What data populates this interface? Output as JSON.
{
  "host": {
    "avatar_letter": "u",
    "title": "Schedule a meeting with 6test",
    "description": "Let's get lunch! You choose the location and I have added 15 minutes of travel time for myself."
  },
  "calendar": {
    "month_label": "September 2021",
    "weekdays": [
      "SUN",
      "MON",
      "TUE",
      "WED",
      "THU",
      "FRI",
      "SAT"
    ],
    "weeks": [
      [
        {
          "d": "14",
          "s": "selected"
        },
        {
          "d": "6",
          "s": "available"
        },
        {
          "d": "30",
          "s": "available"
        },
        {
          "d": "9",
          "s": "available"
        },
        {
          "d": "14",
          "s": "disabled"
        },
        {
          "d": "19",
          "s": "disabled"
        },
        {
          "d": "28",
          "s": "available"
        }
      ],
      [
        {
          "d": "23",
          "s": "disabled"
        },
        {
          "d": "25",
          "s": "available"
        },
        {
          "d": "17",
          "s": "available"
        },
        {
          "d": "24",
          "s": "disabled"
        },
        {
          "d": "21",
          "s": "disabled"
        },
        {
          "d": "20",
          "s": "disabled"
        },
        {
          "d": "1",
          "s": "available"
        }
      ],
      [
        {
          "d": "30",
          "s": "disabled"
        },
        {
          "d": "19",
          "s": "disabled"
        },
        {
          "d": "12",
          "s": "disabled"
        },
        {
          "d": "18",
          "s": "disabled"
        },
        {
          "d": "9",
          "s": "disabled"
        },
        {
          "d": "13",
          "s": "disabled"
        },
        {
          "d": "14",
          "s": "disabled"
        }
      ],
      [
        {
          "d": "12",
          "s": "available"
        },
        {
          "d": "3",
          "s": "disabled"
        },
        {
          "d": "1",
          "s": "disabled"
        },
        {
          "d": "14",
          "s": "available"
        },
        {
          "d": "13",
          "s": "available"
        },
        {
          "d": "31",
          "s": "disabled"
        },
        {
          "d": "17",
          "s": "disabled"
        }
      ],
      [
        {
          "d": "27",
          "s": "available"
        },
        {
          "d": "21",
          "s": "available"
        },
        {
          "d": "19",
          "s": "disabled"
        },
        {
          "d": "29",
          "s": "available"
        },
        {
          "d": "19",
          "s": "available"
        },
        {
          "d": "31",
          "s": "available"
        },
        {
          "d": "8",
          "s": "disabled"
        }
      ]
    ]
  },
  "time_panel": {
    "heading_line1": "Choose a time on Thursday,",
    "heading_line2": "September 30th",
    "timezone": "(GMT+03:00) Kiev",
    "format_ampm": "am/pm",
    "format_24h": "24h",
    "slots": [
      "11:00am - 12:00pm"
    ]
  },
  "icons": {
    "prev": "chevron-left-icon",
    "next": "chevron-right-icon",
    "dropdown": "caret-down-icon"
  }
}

▶ [What you need to do]: Transcribe all of the material exactly. Omit nothing.

▶ [Correct response]:
What data populates this interface? Output as JSON.
{
  "host": {
    "avatar_letter": "u",
    "title": "Schedule a meeting with 6test",
    "description": "Let's get lunch! You choose the location and I have added 15 minutes of travel time for myself."
  },
  "calendar": {
    "month_label": "September 2021",
    "weekdays": [
      "SUN",
      "MON",
      "TUE",
      "WED",
      "THU",
      "FRI",
      "SAT"
    ],
    "weeks": [
      [
        {
          "d": "14",
          "s": "selected"
        },
        {
          "d": "6",
          "s": "available"
        },
        {
          "d": "30",
          "s": "available"
        },
        {
          "d": "9",
          "s": "available"
        },
        {
          "d": "14",
          "s": "disabled"
        },
        {
          "d": "19",
          "s": "disabled"
        },
        {
          "d": "28",
          "s": "available"
        }
      ],
      [
        {
          "d": "23",
          "s": "disabled"
        },
        {
          "d": "25",
          "s": "available"
        },
        {
          "d": "17",
          "s": "available"
        },
        {
          "d": "24",
          "s": "disabled"
        },
        {
          "d": "21",
          "s": "disabled"
        },
        {
          "d": "20",
          "s": "disabled"
        },
        {
          "d": "1",
          "s": "available"
        }
      ],
      [
        {
          "d": "30",
          "s": "disabled"
        },
        {
          "d": "19",
          "s": "disabled"
        },
        {
          "d": "12",
          "s": "disabled"
        },
        {
          "d": "18",
          "s": "disabled"
        },
        {
          "d": "9",
          "s": "disabled"
        },
        {
          "d": "13",
          "s": "disabled"
        },
        {
          "d": "14",
          "s": "disabled"
        }
      ],
      [
        {
          "d": "12",
          "s": "available"
        },
        {
          "d": "3",
          "s": "disabled"
        },
        {
          "d": "1",
          "s": "disabled"
        },
        {
          "d": "14",
          "s": "available"
        },
        {
          "d": "13",
          "s": "available"
        },
        {
          "d": "31",
          "s": "disabled"
        },
        {
          "d": "17",
          "s": "disabled"
        }
      ],
      [
        {
          "d": "27",
          "s": "available"
        },
        {
          "d": "21",
          "s": "available"
        },
        {
          "d": "19",
          "s": "disabled"
        },
        {
          "d": "29",
          "s": "available"
        },
        {
          "d": "19",
          "s": "available"
        },
        {
          "d": "31",
          "s": "available"
        },
        {
          "d": "8",
          "s": "disabled"
        }
      ]
    ]
  },
  "time_panel": {
    "heading_line1": "Choose a time on Thursday,",
    "heading_line2": "September 30th",
    "timezone": "(GMT+03:00) Kiev",
    "format_ampm": "am/pm",
    "format_24h": "24h",
    "slots": [
      "11:00am - 12:00pm"
    ]
  },
  "icons": {
    "prev": "chevron-left-icon",
    "next": "chevron-right-icon",
    "dropdown": "caret-down-icon"
  }
}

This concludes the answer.